▶ Extracted records:
▼
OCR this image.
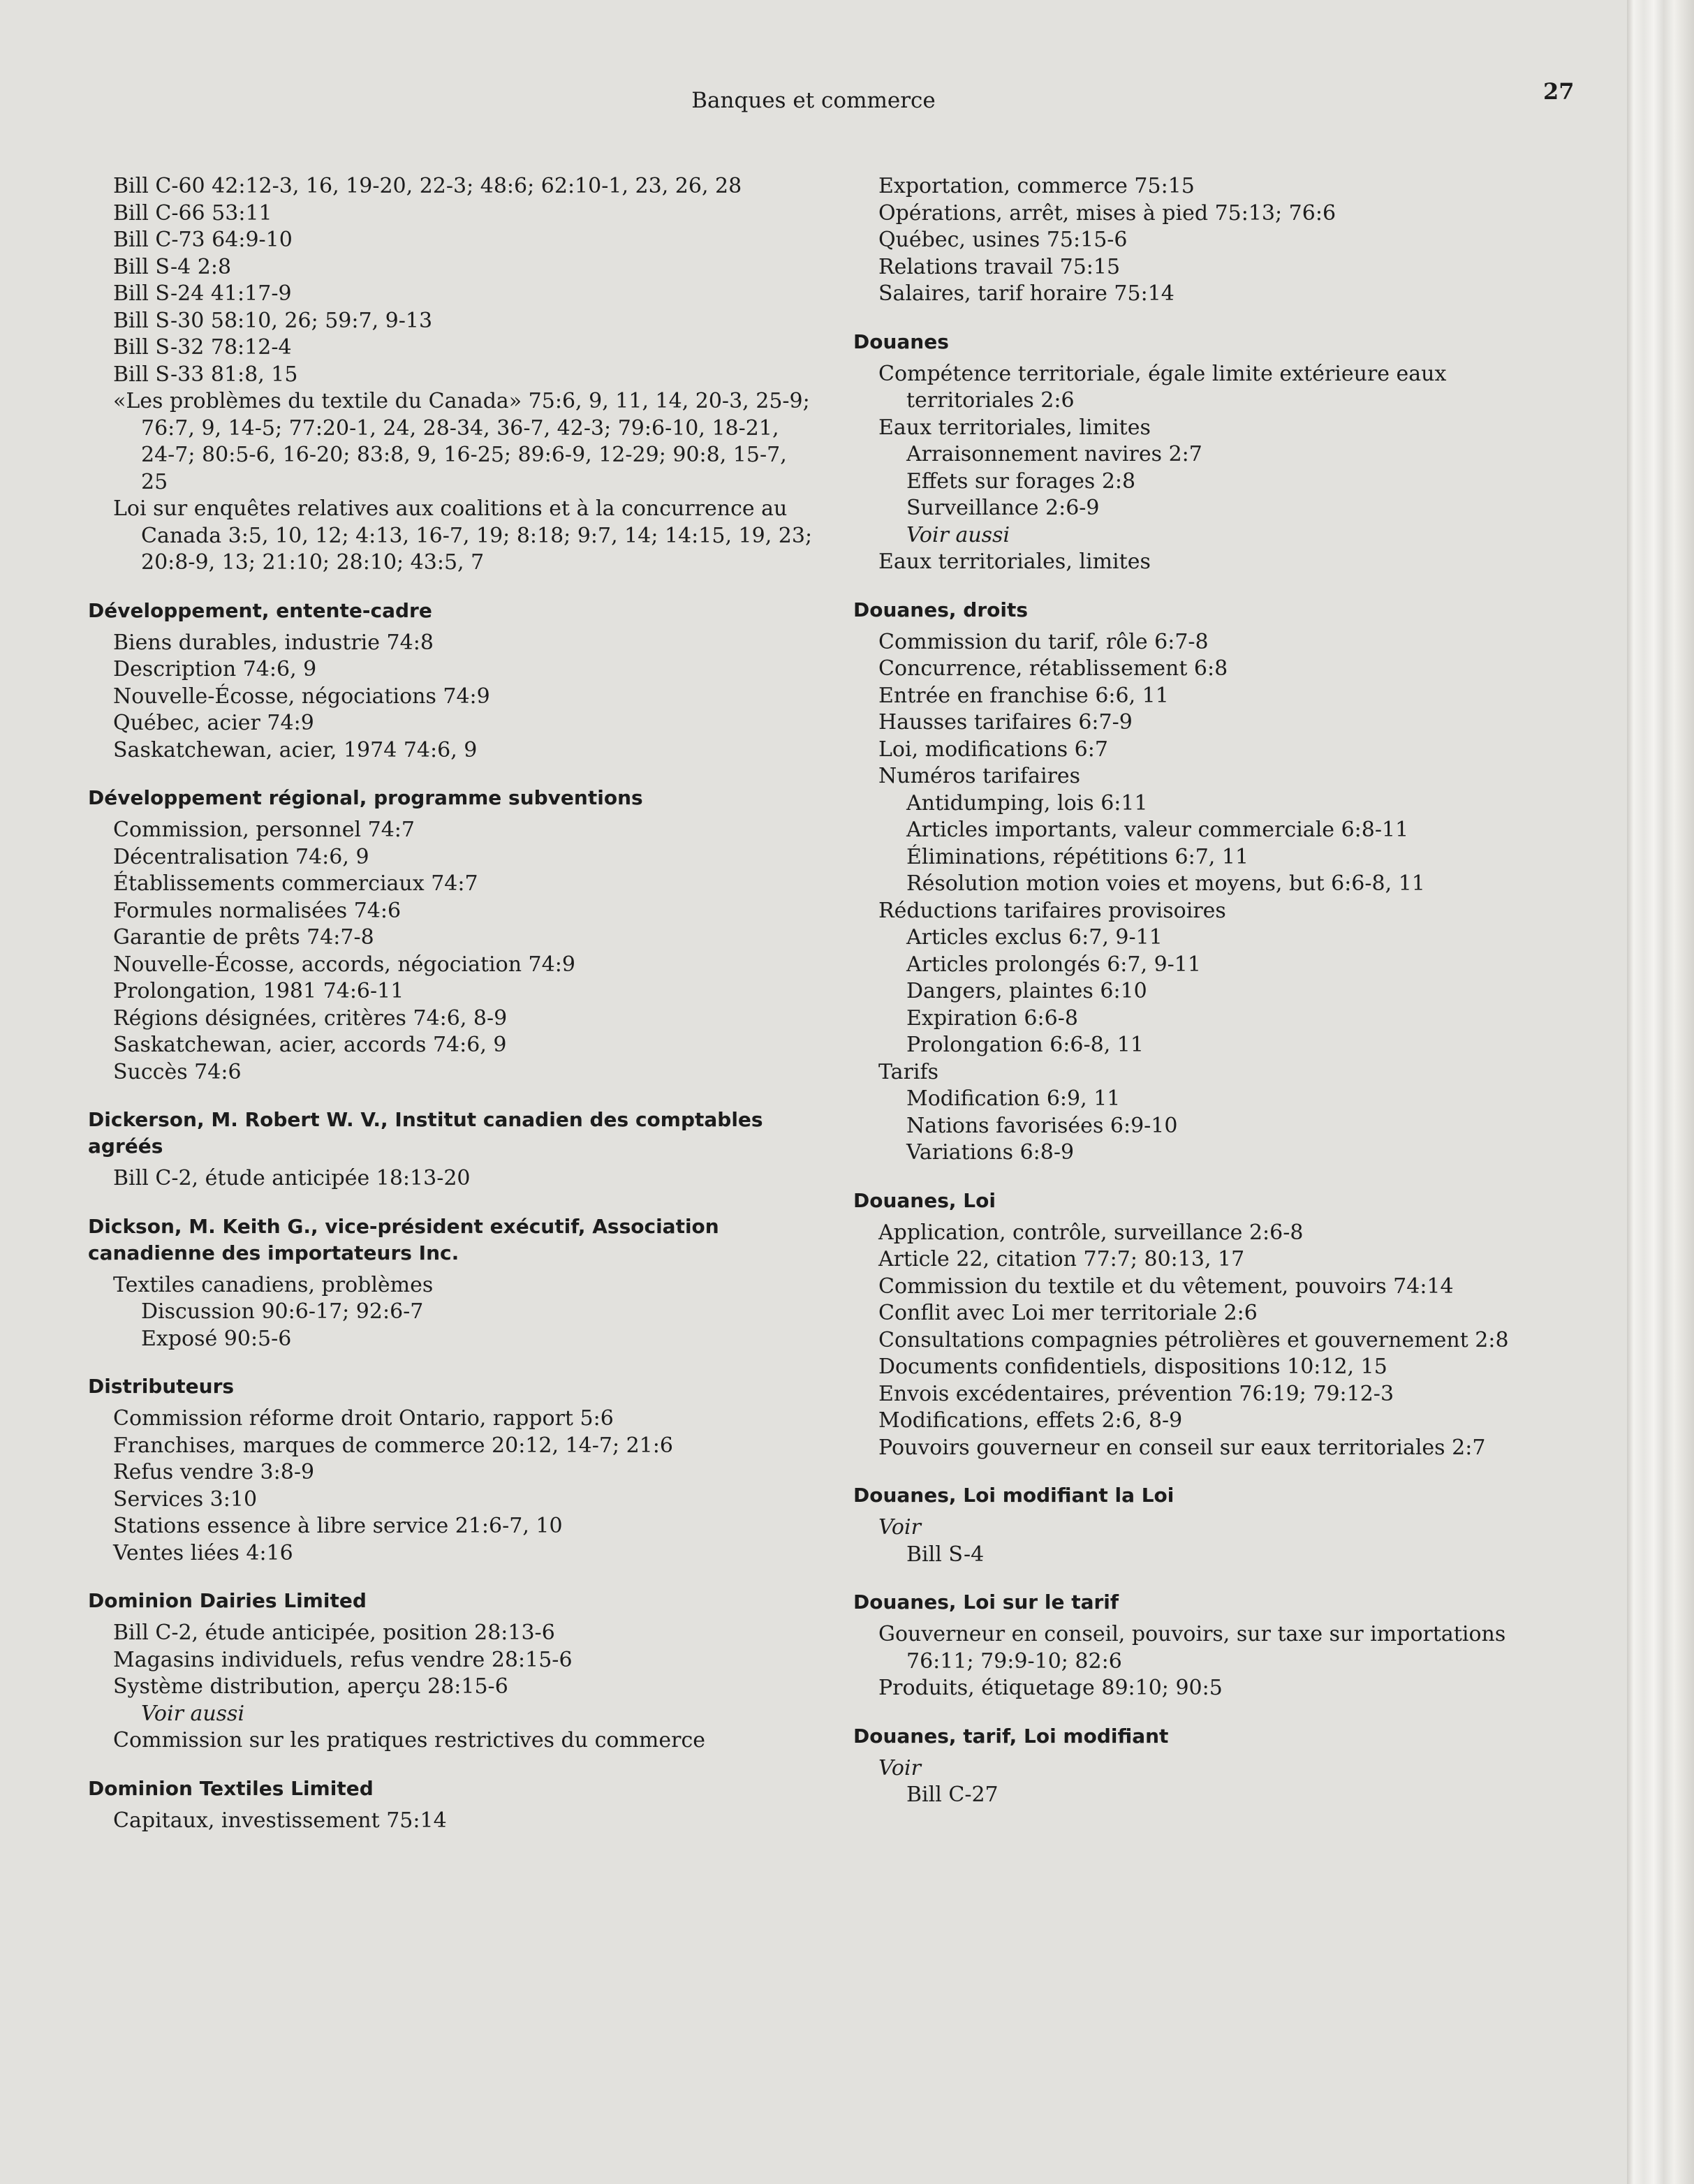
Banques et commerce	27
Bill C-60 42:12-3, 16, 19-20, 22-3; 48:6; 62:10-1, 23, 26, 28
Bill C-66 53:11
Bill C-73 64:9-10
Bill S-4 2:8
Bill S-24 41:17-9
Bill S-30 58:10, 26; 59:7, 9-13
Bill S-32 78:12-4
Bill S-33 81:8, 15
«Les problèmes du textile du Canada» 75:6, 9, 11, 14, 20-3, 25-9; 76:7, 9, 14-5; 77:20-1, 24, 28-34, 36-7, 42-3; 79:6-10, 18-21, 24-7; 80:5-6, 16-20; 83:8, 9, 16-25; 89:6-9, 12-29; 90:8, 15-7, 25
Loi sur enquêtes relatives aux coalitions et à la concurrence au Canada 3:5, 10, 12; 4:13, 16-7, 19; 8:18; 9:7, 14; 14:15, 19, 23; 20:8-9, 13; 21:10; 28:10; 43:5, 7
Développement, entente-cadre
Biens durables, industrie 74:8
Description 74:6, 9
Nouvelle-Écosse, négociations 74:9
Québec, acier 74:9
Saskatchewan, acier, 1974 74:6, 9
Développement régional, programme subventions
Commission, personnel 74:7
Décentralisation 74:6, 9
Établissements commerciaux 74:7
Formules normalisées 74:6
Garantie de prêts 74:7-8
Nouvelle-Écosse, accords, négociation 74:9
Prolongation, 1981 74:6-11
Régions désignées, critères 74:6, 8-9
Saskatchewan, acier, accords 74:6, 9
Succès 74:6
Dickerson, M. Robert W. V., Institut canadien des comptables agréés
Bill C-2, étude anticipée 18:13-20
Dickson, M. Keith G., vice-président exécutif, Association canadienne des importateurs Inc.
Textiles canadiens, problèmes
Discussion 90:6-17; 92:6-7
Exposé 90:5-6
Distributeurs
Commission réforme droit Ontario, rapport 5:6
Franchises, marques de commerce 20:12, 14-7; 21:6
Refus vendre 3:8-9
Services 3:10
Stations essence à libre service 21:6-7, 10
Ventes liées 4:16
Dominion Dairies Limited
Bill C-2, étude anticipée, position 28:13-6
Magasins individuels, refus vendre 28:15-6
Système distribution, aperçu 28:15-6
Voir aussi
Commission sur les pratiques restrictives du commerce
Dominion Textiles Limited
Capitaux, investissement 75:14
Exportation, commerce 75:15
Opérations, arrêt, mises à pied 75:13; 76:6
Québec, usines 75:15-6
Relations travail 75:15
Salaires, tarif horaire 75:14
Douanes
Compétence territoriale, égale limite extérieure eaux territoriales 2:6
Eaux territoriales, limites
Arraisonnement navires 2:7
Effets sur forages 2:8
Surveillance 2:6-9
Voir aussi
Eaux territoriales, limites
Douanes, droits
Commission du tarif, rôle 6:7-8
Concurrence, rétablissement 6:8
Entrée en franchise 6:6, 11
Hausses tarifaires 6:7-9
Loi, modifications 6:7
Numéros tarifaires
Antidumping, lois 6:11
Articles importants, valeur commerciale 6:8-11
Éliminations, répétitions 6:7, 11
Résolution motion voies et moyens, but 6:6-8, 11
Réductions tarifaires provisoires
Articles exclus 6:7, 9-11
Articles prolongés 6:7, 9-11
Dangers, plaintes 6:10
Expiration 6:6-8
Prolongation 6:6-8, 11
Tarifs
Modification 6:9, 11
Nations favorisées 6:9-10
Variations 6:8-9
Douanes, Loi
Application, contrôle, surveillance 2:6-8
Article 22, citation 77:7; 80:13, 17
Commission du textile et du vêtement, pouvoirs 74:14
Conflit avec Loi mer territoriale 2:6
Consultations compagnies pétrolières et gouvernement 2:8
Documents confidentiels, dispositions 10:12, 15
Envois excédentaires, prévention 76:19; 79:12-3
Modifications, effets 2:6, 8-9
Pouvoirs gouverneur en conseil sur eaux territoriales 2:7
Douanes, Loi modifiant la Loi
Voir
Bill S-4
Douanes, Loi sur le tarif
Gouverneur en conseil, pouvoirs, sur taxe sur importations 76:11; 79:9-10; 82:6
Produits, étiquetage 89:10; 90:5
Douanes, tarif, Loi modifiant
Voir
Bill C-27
▲
▼
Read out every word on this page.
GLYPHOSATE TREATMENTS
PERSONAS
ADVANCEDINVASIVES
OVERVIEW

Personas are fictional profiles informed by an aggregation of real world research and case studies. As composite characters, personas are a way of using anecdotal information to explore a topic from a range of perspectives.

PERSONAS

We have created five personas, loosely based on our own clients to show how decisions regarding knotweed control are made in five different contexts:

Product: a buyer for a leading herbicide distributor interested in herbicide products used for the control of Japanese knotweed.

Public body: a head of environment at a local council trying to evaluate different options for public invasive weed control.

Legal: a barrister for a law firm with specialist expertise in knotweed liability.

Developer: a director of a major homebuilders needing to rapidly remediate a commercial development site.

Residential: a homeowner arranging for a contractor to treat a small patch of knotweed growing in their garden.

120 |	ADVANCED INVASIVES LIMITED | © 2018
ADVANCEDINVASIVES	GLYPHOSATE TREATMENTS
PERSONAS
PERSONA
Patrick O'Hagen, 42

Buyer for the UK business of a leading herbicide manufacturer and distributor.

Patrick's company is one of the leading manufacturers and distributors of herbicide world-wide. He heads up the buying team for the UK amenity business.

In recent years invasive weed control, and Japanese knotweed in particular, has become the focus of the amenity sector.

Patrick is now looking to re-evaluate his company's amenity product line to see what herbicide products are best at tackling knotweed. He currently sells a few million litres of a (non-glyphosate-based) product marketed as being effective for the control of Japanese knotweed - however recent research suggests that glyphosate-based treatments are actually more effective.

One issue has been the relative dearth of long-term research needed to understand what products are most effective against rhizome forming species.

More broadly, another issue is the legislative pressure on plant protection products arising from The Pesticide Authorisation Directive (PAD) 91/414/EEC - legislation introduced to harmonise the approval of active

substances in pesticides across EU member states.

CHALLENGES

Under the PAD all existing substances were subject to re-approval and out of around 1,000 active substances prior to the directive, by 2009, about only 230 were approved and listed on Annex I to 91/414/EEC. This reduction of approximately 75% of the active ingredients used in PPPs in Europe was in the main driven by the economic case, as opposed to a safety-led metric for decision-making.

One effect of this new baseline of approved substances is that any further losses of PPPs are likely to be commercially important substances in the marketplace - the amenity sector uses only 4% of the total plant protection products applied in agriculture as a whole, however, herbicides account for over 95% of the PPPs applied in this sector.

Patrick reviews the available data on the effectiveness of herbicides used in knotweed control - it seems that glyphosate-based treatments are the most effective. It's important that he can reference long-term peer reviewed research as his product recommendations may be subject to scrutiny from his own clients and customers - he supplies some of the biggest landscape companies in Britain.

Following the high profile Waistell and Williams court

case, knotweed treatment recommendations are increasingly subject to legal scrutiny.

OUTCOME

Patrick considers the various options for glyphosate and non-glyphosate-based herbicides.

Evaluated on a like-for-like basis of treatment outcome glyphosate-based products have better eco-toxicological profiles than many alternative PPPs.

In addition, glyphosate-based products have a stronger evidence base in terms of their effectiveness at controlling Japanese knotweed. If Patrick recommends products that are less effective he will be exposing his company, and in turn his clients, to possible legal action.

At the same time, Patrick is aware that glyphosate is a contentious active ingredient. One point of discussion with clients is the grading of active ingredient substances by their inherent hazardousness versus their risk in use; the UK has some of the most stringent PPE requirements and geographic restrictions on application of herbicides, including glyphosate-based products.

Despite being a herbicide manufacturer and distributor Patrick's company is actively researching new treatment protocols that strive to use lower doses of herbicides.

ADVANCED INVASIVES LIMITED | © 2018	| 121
▲
▼
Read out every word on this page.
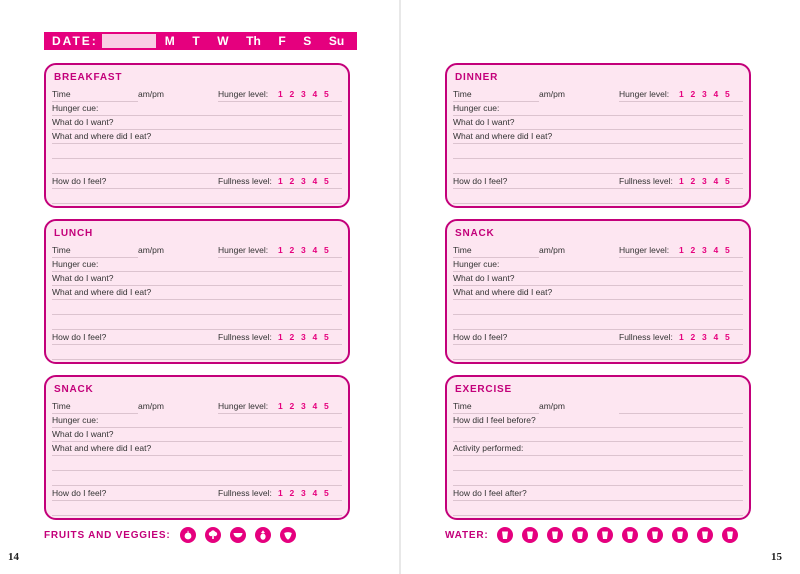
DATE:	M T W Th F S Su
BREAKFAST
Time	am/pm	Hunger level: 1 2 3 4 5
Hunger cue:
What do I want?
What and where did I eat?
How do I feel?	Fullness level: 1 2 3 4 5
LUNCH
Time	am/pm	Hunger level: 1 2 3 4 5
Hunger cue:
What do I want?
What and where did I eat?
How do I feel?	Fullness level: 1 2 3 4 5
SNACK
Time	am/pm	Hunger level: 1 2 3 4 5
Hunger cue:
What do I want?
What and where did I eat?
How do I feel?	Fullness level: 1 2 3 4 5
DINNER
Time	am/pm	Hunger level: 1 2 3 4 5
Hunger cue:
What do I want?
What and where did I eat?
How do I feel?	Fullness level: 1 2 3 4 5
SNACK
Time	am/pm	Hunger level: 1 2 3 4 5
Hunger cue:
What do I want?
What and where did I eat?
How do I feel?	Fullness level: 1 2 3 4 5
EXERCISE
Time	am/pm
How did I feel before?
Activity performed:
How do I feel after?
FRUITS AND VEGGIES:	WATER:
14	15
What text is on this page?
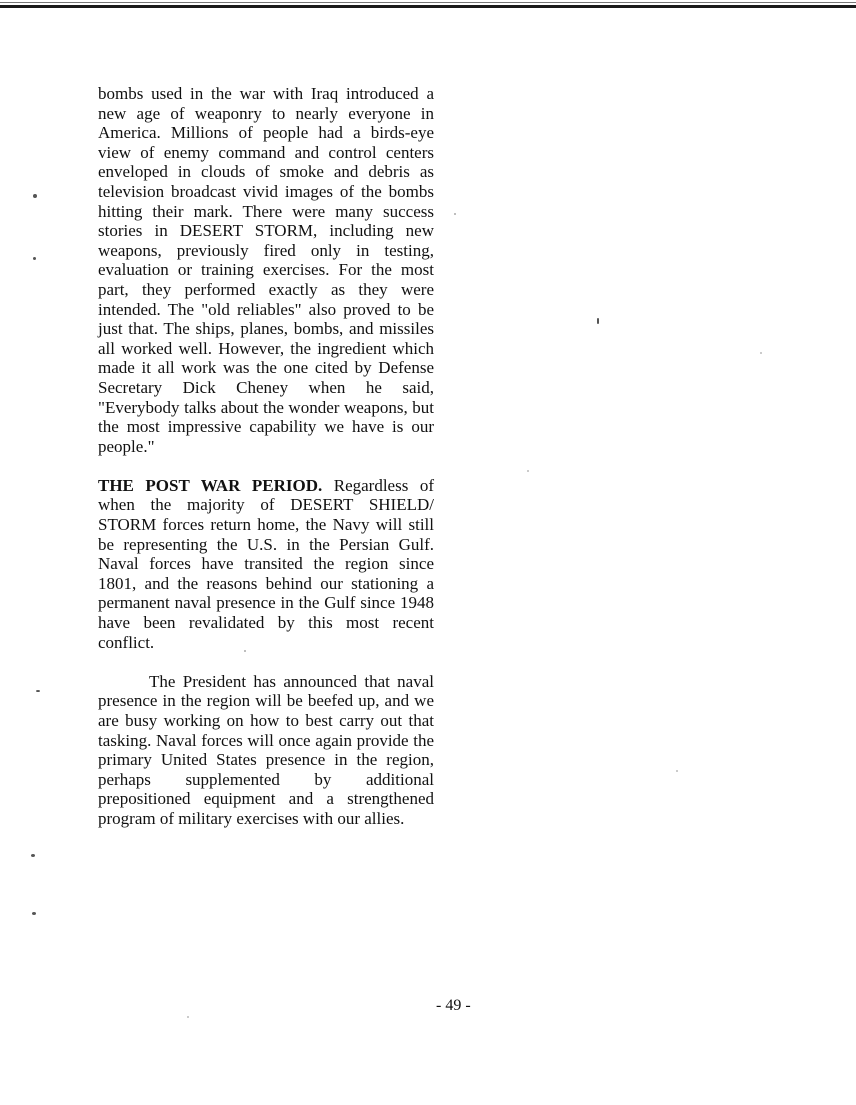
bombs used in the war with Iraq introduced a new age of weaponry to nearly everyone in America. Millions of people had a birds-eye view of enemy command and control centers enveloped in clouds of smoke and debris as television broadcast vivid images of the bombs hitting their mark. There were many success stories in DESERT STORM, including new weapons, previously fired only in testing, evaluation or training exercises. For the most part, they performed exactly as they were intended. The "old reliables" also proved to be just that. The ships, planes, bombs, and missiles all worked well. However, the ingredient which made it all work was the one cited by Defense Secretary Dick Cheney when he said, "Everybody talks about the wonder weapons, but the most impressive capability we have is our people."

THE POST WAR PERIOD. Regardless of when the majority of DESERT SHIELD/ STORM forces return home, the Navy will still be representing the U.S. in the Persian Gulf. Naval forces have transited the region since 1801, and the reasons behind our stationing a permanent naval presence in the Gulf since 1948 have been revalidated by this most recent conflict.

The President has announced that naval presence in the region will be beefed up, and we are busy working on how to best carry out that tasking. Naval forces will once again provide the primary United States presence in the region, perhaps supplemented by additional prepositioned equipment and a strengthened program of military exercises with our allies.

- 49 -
▲
Copy each line of the listing that holds the word "Développement".

▶ Written response:
Développement, entente-cadre
Développement régional, programme subventions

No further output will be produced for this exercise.